# TASK BRIEF:
Pictures in the data below are not part of the copy; transcribe everything else exactly.

+---+

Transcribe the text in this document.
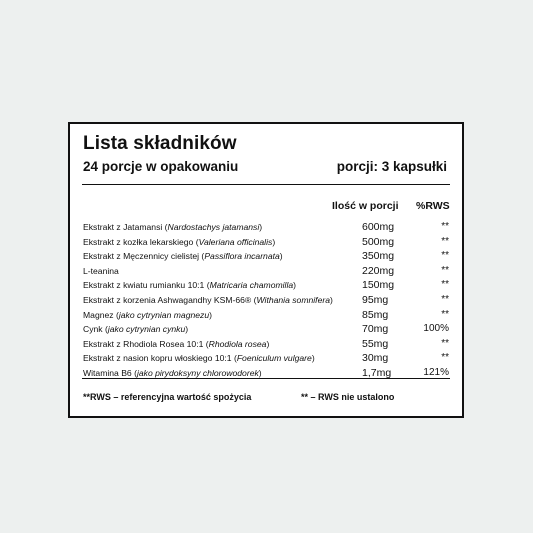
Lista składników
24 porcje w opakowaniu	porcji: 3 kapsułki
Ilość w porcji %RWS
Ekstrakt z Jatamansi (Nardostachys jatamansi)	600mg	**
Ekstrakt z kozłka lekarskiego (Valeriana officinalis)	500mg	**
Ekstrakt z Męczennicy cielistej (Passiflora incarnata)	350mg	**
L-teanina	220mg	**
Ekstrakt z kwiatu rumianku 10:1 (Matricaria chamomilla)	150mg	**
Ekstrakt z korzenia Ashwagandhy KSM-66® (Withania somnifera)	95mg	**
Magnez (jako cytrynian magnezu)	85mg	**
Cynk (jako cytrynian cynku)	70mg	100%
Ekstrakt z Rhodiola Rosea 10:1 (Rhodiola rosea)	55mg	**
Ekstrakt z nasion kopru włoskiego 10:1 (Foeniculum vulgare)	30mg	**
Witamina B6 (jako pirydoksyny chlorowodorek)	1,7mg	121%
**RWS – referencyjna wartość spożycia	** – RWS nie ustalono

+---+

# WRITTEN ANSWER:
Transcribe the text in this document.
Lista składników
24 porcje w opakowaniu	porcji: 3 kapsułki
Ilość w porcji %RWS
Ekstrakt z Jatamansi (Nardostachys jatamansi)	600mg	**
Ekstrakt z kozłka lekarskiego (Valeriana officinalis)	500mg	**
Ekstrakt z Męczennicy cielistej (Passiflora incarnata)	350mg	**
L-teanina	220mg	**
Ekstrakt z kwiatu rumianku 10:1 (Matricaria chamomilla)	150mg	**
Ekstrakt z korzenia Ashwagandhy KSM-66® (Withania somnifera)	95mg	**
Magnez (jako cytrynian magnezu)	85mg	**
Cynk (jako cytrynian cynku)	70mg	100%
Ekstrakt z Rhodiola Rosea 10:1 (Rhodiola rosea)	55mg	**
Ekstrakt z nasion kopru włoskiego 10:1 (Foeniculum vulgare)	30mg	**
Witamina B6 (jako pirydoksyny chlorowodorek)	1,7mg	121%
**RWS – referencyjna wartość spożycia	** – RWS nie ustalono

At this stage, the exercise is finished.